*Set exercise*
Reproduce all the entries precisely.
BEGIN Supplied material
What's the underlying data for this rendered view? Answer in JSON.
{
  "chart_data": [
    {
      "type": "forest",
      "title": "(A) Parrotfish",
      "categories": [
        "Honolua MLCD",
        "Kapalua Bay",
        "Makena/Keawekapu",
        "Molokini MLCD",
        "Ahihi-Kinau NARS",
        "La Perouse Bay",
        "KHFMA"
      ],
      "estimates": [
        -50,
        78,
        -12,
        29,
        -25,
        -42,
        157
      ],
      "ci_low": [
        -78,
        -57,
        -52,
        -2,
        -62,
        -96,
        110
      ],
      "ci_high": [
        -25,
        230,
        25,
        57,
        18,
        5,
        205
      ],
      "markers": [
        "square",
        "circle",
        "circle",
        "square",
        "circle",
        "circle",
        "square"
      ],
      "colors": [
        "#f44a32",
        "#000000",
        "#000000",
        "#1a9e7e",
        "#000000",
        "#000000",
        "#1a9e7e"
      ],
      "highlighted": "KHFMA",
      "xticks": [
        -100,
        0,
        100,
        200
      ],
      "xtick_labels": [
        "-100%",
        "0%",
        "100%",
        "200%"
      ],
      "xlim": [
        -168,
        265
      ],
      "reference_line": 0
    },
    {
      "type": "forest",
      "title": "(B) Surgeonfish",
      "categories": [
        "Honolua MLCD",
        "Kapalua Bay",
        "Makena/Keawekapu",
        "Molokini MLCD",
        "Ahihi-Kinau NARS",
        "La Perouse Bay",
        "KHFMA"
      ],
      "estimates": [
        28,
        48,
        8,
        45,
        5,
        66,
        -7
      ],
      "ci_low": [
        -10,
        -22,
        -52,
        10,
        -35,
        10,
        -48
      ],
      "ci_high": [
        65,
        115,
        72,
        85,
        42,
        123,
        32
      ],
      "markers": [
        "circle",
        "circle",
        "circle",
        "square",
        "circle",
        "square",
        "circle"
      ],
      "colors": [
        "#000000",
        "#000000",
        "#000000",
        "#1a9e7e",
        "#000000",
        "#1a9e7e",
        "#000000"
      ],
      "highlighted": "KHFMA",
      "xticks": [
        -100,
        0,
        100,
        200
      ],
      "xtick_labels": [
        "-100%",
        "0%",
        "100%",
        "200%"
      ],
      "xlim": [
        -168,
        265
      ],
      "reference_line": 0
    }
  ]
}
END Supplied material
*Final answer*
What's the underlying data for this rendered view? Answer in JSON.
{
  "chart_data": [
    {
      "type": "forest",
      "title": "(A) Parrotfish",
      "categories": [
        "Honolua MLCD",
        "Kapalua Bay",
        "Makena/Keawekapu",
        "Molokini MLCD",
        "Ahihi-Kinau NARS",
        "La Perouse Bay",
        "KHFMA"
      ],
      "estimates": [
        -50,
        78,
        -12,
        29,
        -25,
        -42,
        157
      ],
      "ci_low": [
        -78,
        -57,
        -52,
        -2,
        -62,
        -96,
        110
      ],
      "ci_high": [
        -25,
        230,
        25,
        57,
        18,
        5,
        205
      ],
      "markers": [
        "square",
        "circle",
        "circle",
        "square",
        "circle",
        "circle",
        "square"
      ],
      "colors": [
        "#f44a32",
        "#000000",
        "#000000",
        "#1a9e7e",
        "#000000",
        "#000000",
        "#1a9e7e"
      ],
      "highlighted": "KHFMA",
      "xticks": [
        -100,
        0,
        100,
        200
      ],
      "xtick_labels": [
        "-100%",
        "0%",
        "100%",
        "200%"
      ],
      "xlim": [
        -168,
        265
      ],
      "reference_line": 0
    },
    {
      "type": "forest",
      "title": "(B) Surgeonfish",
      "categories": [
        "Honolua MLCD",
        "Kapalua Bay",
        "Makena/Keawekapu",
        "Molokini MLCD",
        "Ahihi-Kinau NARS",
        "La Perouse Bay",
        "KHFMA"
      ],
      "estimates": [
        28,
        48,
        8,
        45,
        5,
        66,
        -7
      ],
      "ci_low": [
        -10,
        -22,
        -52,
        10,
        -35,
        10,
        -48
      ],
      "ci_high": [
        65,
        115,
        72,
        85,
        42,
        123,
        32
      ],
      "markers": [
        "circle",
        "circle",
        "circle",
        "square",
        "circle",
        "square",
        "circle"
      ],
      "colors": [
        "#000000",
        "#000000",
        "#000000",
        "#1a9e7e",
        "#000000",
        "#1a9e7e",
        "#000000"
      ],
      "highlighted": "KHFMA",
      "xticks": [
        -100,
        0,
        100,
        200
      ],
      "xtick_labels": [
        "-100%",
        "0%",
        "100%",
        "200%"
      ],
      "xlim": [
        -168,
        265
      ],
      "reference_line": 0
    }
  ]
}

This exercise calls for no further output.